### EXERCISE INSTRUCTIONS
A) Reproduce the portion of the skill review starting with "Review carefully before" and going on through "Findings (6)", character for character.
B) Decide whether each statement below agrees with the skill review. Answer yes or no for each, and quote the words of the review that decide it.
(i) The skill charges the user only after it has generated results.
(ii) The review advises against using the skill with private or internal URLs.
(iii) The review reports six findings.

### PASSAGE

________________________________________

X Hourly Brief

Security checks across malware telemetry and agentic risk

Overview

This skill appears to make X-post briefs, but it can charge a user balance through an embedded billing credential and fetch arbitrary URLs through external services.

Review carefully before installing or running. Only use this if you trust the publisher and billing provider, understand that it charges before generating results, and are comfortable sharing supplied URLs with external fetch/proxy services. Avoid using it with private, internal, or non-X URLs.

SkillSpector

By NVIDIA
Vulnerability Patterns
  • Data ExfiltrationExternal Transmission, Env Variable Harvesting, File System Enumeration
  • Excessive AgencyUnrestricted Tool Access, Autonomous Decision Making, Scope Creep
  • MCP Least PrivilegeUnderdeclared Capability, Wildcard Permission, Missing Permission Declaration
  • MCP Tool PoisoningHidden Instructions, Unicode Deception, Parameter Description Injection
  • Prompt InjectionInstruction Override, Hidden Instructions, Exfiltration Commands
Findings (6)

________________________________________

### DATA FOR REVIEW
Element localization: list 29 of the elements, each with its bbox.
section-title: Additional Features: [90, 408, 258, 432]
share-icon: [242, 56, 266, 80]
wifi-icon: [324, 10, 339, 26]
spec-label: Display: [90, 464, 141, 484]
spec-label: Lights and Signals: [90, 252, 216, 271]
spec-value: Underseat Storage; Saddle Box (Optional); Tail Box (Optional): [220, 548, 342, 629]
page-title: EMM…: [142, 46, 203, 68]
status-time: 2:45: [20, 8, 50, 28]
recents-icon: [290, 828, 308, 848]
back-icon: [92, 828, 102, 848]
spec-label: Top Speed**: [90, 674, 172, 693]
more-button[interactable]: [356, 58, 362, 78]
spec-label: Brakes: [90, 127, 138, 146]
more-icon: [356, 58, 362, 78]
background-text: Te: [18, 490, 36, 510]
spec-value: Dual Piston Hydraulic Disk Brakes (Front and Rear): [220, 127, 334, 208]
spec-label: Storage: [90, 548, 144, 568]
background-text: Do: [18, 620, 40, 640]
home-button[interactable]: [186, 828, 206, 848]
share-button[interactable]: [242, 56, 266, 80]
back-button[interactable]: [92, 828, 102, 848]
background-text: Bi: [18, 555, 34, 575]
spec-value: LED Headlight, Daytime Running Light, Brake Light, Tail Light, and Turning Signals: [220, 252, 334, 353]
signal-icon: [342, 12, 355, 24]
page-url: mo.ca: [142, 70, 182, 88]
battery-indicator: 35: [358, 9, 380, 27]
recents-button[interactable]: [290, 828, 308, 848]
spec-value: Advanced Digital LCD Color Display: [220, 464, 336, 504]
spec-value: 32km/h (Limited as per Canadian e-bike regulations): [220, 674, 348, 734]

________________________________________

### YOUR WRITTEN ANSWERS
A)
Review carefully before installing or running. Only use this if you trust the publisher and billing provider, understand that it charges before generating results, and are comfortable sharing supplied URLs with external fetch/proxy services. Avoid using it with private, internal, or non-X URLs.

SkillSpector

By NVIDIA
Vulnerability Patterns
  • Data ExfiltrationExternal Transmission, Env Variable Harvesting, File System Enumeration
  • Excessive AgencyUnrestricted Tool Access, Autonomous Decision Making, Scope Creep
  • MCP Least PrivilegeUnderdeclared Capability, Wildcard Permission, Missing Permission Declaration
  • MCP Tool PoisoningHidden Instructions, Unicode Deception, Parameter Description Injection
  • Prompt InjectionInstruction Override, Hidden Instructions, Exfiltration Commands
Findings (6)

B)
(i) No: "understand that it charges before generating results"
(ii) Yes: "Avoid using it with private, internal, or non-X URLs."
(iii) Yes: "Findings (6)"